» WORK TO DO: Locate every line that holds the string "true" and copy it.

-- START STORED ROWS --

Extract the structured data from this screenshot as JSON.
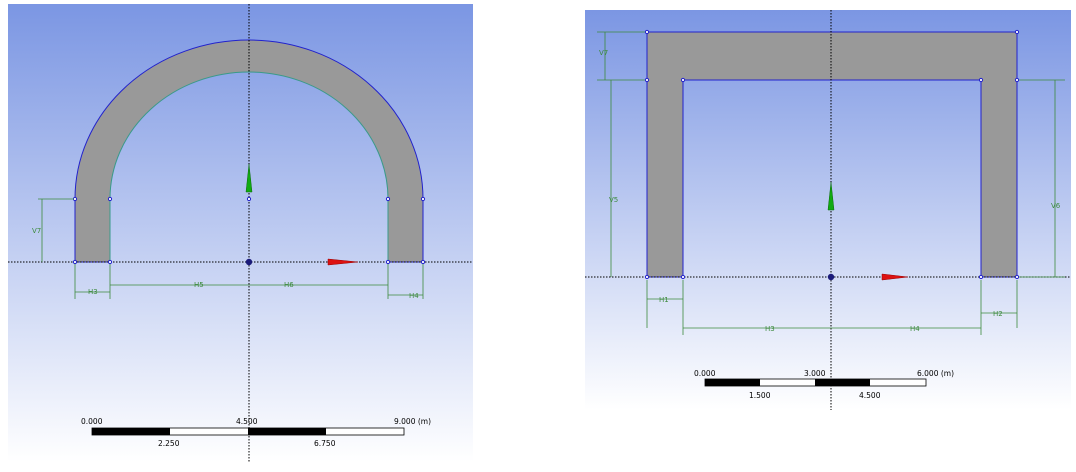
{
  "colors": {
    "bg_top": "#7b96e3",
    "bg_bottom": "#ffffff",
    "body_fill": "#999999",
    "edge": "#2222cc",
    "inner_edge": "#3a9a8a",
    "dimension": "#3c8a3c",
    "x_axis": "#dd1111",
    "y_axis": "#11aa11"
  },
  "viewport_left": {
    "dimensions": {
      "v7": "V7",
      "h3": "H3",
      "h5": "H5",
      "h6": "H6",
      "h4": "H4"
    },
    "scale": {
      "top_labels": [
        "0.000",
        "4.500",
        "9.000 (m)"
      ],
      "bottom_labels": [
        "2.250",
        "6.750"
      ]
    }
  },
  "viewport_right": {
    "dimensions": {
      "v7": "V7",
      "v5": "V5",
      "v6": "V6",
      "h1": "H1",
      "h3": "H3",
      "h4": "H4",
      "h2": "H2"
    },
    "scale": {
      "top_labels": [
        "0.000",
        "3.000",
        "6.000 (m)"
      ],
      "bottom_labels": [
        "1.500",
        "4.500"
      ]
    }
  }
}
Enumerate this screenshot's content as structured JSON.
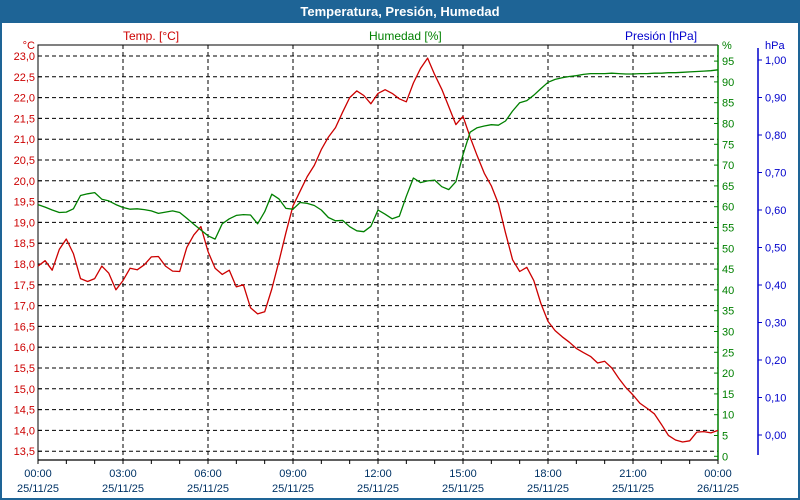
{
  "title": "Temperatura, Presión, Humedad",
  "legend": {
    "temp": "Temp. [°C]",
    "humidity": "Humedad [%]",
    "pressure": "Presión [hPa]"
  },
  "colors": {
    "frame": "#1e6496",
    "temp": "#cc0000",
    "humidity": "#008000",
    "pressure": "#0000cc",
    "axis_text": "#003366",
    "grid": "#000000",
    "background": "#ffffff"
  },
  "chart_data": {
    "type": "line",
    "title": "Temperatura, Presión, Humedad",
    "grid": true,
    "legend_position": "top",
    "x_unit": "hours",
    "x_range": [
      0,
      24
    ],
    "x_step_hours": 0.25,
    "x_ticks": [
      {
        "time": "00:00",
        "date": "25/11/25"
      },
      {
        "time": "03:00",
        "date": "25/11/25"
      },
      {
        "time": "06:00",
        "date": "25/11/25"
      },
      {
        "time": "09:00",
        "date": "25/11/25"
      },
      {
        "time": "12:00",
        "date": "25/11/25"
      },
      {
        "time": "15:00",
        "date": "25/11/25"
      },
      {
        "time": "18:00",
        "date": "25/11/25"
      },
      {
        "time": "21:00",
        "date": "25/11/25"
      },
      {
        "time": "00:00",
        "date": "26/11/25"
      }
    ],
    "axes": {
      "temperature": {
        "unit": "°C",
        "min": 13.5,
        "max": 23.0,
        "step": 0.5,
        "decimals": 1,
        "color": "#cc0000",
        "side": "left"
      },
      "humidity": {
        "unit": "%",
        "min": 0,
        "max": 95,
        "step": 5,
        "decimals": 0,
        "color": "#008000",
        "side": "right"
      },
      "pressure": {
        "unit": "hPa",
        "min": 0.0,
        "max": 1.0,
        "step": 0.1,
        "decimals": 2,
        "color": "#0000cc",
        "side": "far-right"
      }
    },
    "series": [
      {
        "name": "Temp. [°C]",
        "axis": "temperature",
        "color": "#cc0000",
        "values": [
          17.95,
          18.08,
          17.85,
          18.35,
          18.6,
          18.25,
          17.65,
          17.58,
          17.65,
          17.95,
          17.78,
          17.38,
          17.6,
          17.9,
          17.86,
          17.98,
          18.17,
          18.18,
          17.95,
          17.83,
          17.82,
          18.4,
          18.7,
          18.9,
          18.3,
          17.9,
          17.75,
          17.85,
          17.45,
          17.5,
          16.95,
          16.8,
          16.85,
          17.4,
          18.05,
          18.75,
          19.4,
          19.75,
          20.1,
          20.37,
          20.75,
          21.05,
          21.28,
          21.65,
          22.0,
          22.16,
          22.05,
          21.85,
          22.1,
          22.19,
          22.1,
          21.97,
          21.9,
          22.35,
          22.7,
          22.95,
          22.55,
          22.2,
          21.78,
          21.35,
          21.55,
          21.05,
          20.6,
          20.18,
          19.88,
          19.45,
          18.75,
          18.1,
          17.82,
          17.92,
          17.6,
          17.05,
          16.62,
          16.4,
          16.25,
          16.12,
          15.97,
          15.87,
          15.78,
          15.62,
          15.66,
          15.5,
          15.25,
          15.03,
          14.85,
          14.65,
          14.53,
          14.4,
          14.15,
          13.88,
          13.77,
          13.72,
          13.75,
          13.96,
          13.97,
          13.94,
          14.0
        ]
      },
      {
        "name": "Humedad [%]",
        "axis": "humidity",
        "color": "#008000",
        "values": [
          60.5,
          59.9,
          59.2,
          58.6,
          58.7,
          59.5,
          62.7,
          63.1,
          63.4,
          61.8,
          61.4,
          60.5,
          59.8,
          59.4,
          59.5,
          59.3,
          59.0,
          58.4,
          58.7,
          59.0,
          58.6,
          57.2,
          55.8,
          54.4,
          53.0,
          52.2,
          55.9,
          57.1,
          57.9,
          58.1,
          58.0,
          55.9,
          58.8,
          63.0,
          61.9,
          59.6,
          59.4,
          61.0,
          60.8,
          60.3,
          59.2,
          57.4,
          56.6,
          56.7,
          55.2,
          54.2,
          54.0,
          55.3,
          59.2,
          58.2,
          57.1,
          57.7,
          62.5,
          66.9,
          65.8,
          66.2,
          66.4,
          64.8,
          64.1,
          66.0,
          72.5,
          77.9,
          79.0,
          79.4,
          79.7,
          79.6,
          80.6,
          83.0,
          85.0,
          85.5,
          86.8,
          88.4,
          89.9,
          90.6,
          91.0,
          91.3,
          91.5,
          91.8,
          92.0,
          92.0,
          92.0,
          92.1,
          92.0,
          91.9,
          91.9,
          92.0,
          92.0,
          92.1,
          92.1,
          92.2,
          92.2,
          92.3,
          92.4,
          92.5,
          92.6,
          92.7,
          92.9
        ]
      },
      {
        "name": "Presión [hPa]",
        "axis": "pressure",
        "color": "#0000cc",
        "values": []
      }
    ]
  }
}
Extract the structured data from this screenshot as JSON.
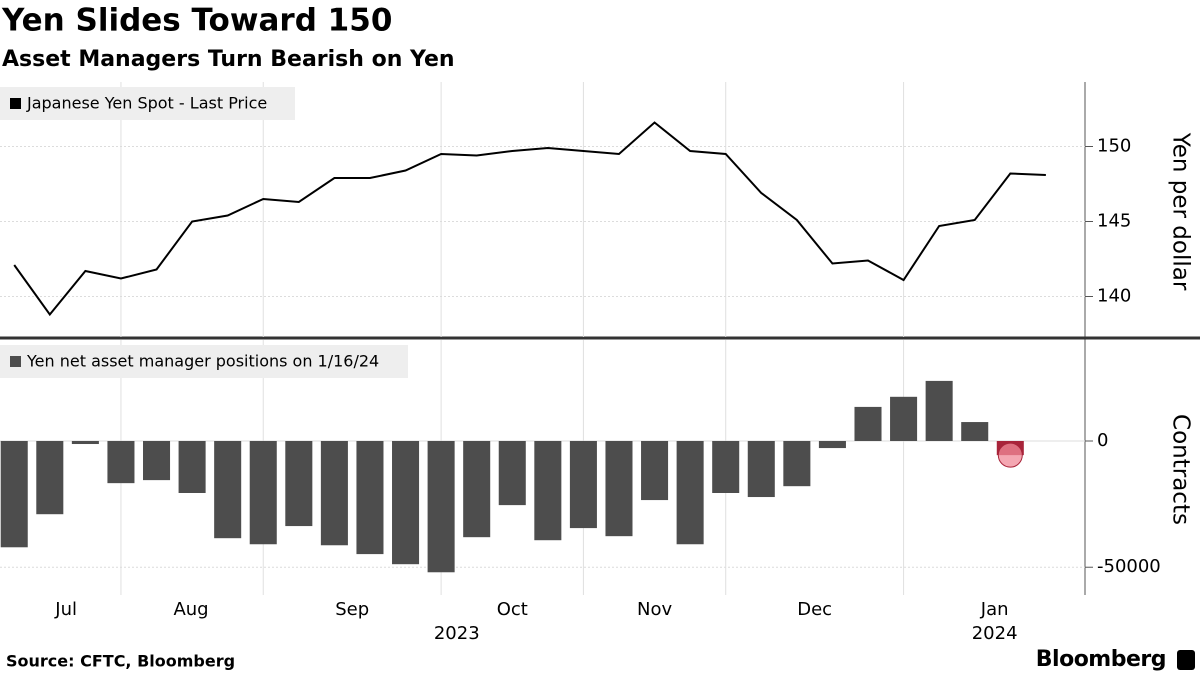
{
  "title": "Yen Slides Toward 150",
  "subtitle": "Asset Managers Turn Bearish on Yen",
  "source": "Source: CFTC, Bloomberg",
  "brand": "Bloomberg",
  "chart_data": [
    {
      "type": "line",
      "y_label": "Yen per dollar",
      "x": [
        0,
        1,
        2,
        3,
        4,
        5,
        6,
        7,
        8,
        9,
        10,
        11,
        12,
        13,
        14,
        15,
        16,
        17,
        18,
        19,
        20,
        21,
        22,
        23,
        24,
        25,
        26,
        27,
        28,
        29
      ],
      "series": [
        {
          "name": "Japanese Yen Spot - Last Price",
          "color": "#000000",
          "values": [
            142.1,
            138.8,
            141.7,
            141.2,
            141.8,
            145.0,
            145.4,
            146.5,
            146.3,
            147.9,
            147.9,
            148.4,
            149.5,
            149.4,
            149.7,
            149.9,
            149.7,
            149.5,
            151.6,
            149.7,
            149.5,
            146.9,
            145.1,
            142.2,
            142.4,
            141.1,
            144.7,
            145.1,
            148.2,
            148.1
          ]
        }
      ],
      "xlim": [
        -0.4,
        30.1
      ],
      "xgrid": [
        3,
        7,
        12,
        16,
        20,
        25
      ],
      "ylim": [
        137.3,
        154.3
      ],
      "yticks": [
        140,
        145,
        150
      ],
      "grid": true
    },
    {
      "type": "bar",
      "y_label": "Contracts",
      "x": [
        0,
        1,
        2,
        3,
        4,
        5,
        6,
        7,
        8,
        9,
        10,
        11,
        12,
        13,
        14,
        15,
        16,
        17,
        18,
        19,
        20,
        21,
        22,
        23,
        24,
        25,
        26,
        27,
        28
      ],
      "series": [
        {
          "name": "Yen net asset manager positions on 1/16/24",
          "color": "#4d4d4d",
          "values": [
            -42100,
            -29000,
            -1200,
            -16700,
            -15500,
            -20600,
            -38500,
            -40900,
            -33700,
            -41300,
            -44800,
            -48800,
            -52000,
            -38100,
            -25400,
            -39300,
            -34500,
            -37700,
            -23400,
            -40900,
            -20600,
            -22200,
            -17900,
            -2800,
            13500,
            17500,
            23800,
            7500,
            -5600
          ],
          "highlight": {
            "index": 28,
            "color": "#a8243a",
            "marker_color": "#f08a98"
          }
        }
      ],
      "xlim": [
        -0.4,
        30.1
      ],
      "xgrid": [
        3,
        7,
        12,
        16,
        20,
        25
      ],
      "xticks": [
        {
          "value": 1.46,
          "label": "Jul"
        },
        {
          "value": 4.97,
          "label": "Aug"
        },
        {
          "value": 9.5,
          "label": "Sep"
        },
        {
          "value": 14.0,
          "label": "Oct"
        },
        {
          "value": 18.0,
          "label": "Nov"
        },
        {
          "value": 22.5,
          "label": "Dec"
        },
        {
          "value": 27.56,
          "label": "Jan"
        }
      ],
      "year_ticks": [
        {
          "value": 12.44,
          "label": "2023"
        },
        {
          "value": 27.56,
          "label": "2024"
        }
      ],
      "ylim": [
        -61000,
        40000
      ],
      "yticks": [
        -50000,
        0
      ],
      "grid": true
    }
  ]
}
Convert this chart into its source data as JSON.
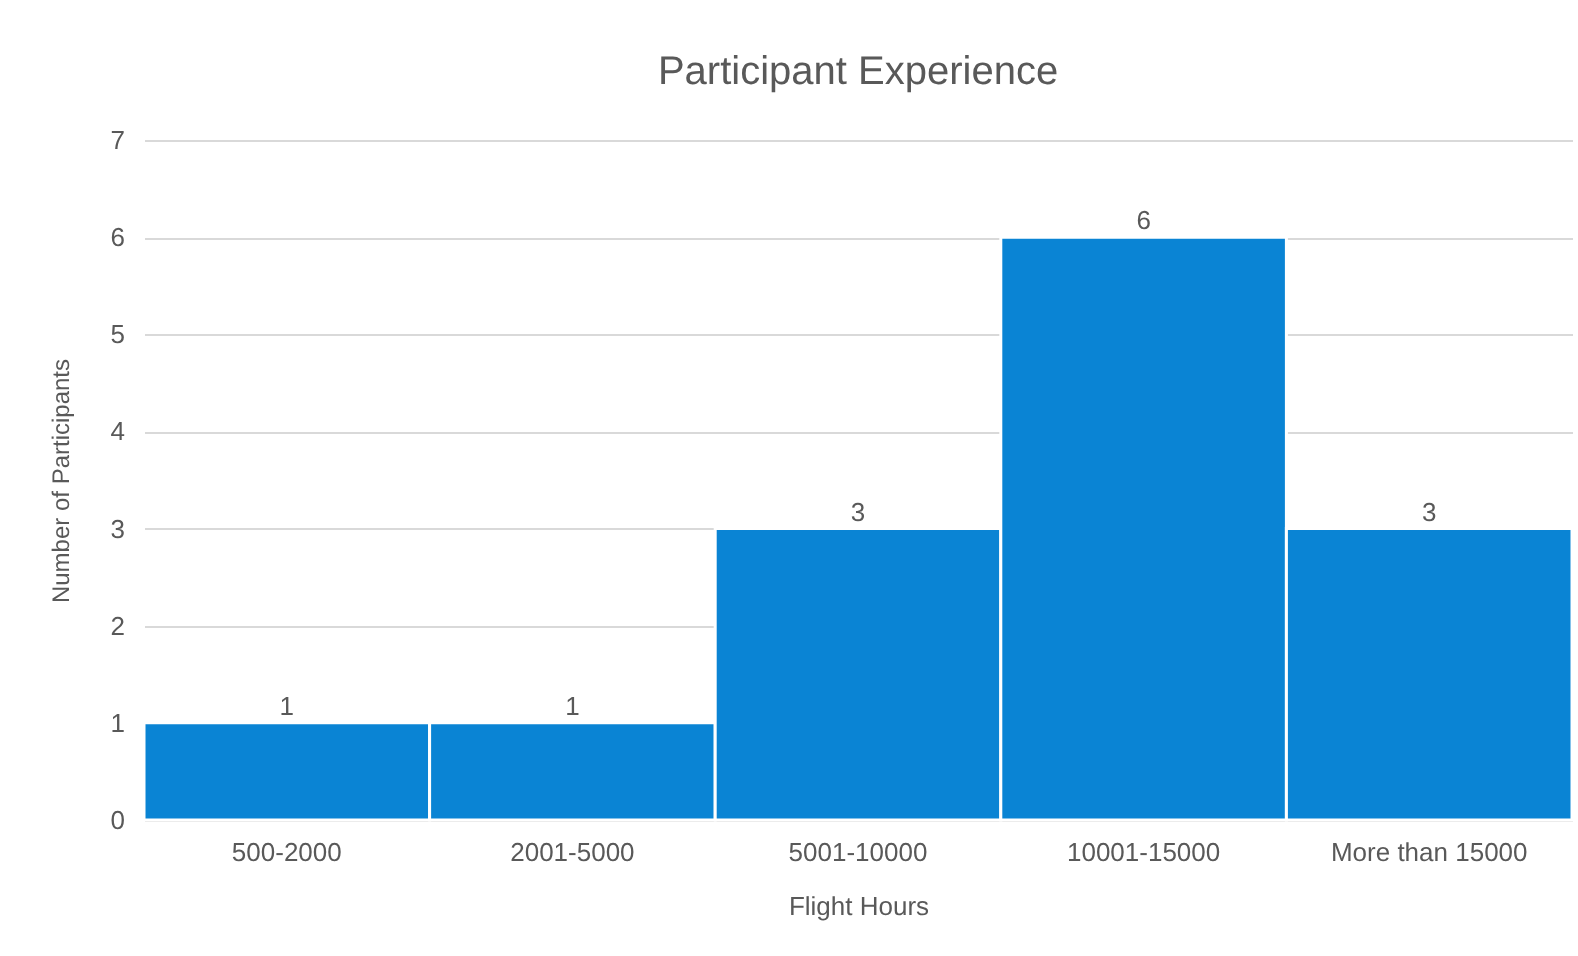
{
  "chart_data": {
    "type": "bar",
    "title": "Participant Experience",
    "xlabel": "Flight Hours",
    "ylabel": "Number of Participants",
    "categories": [
      "500-2000",
      "2001-5000",
      "5001-10000",
      "10001-15000",
      "More than 15000"
    ],
    "values": [
      1,
      1,
      3,
      6,
      3
    ],
    "color": "#0a84d4",
    "ylim": [
      0,
      7
    ],
    "yticks": [
      0,
      1,
      2,
      3,
      4,
      5,
      6,
      7
    ],
    "grid": "y",
    "data_labels": true
  }
}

-- END STORED ROWS --

» ANSWER FOR THIS EXERCISE:
    "grid": true,
      "grid": true
      "grid": true
    "data_labels": true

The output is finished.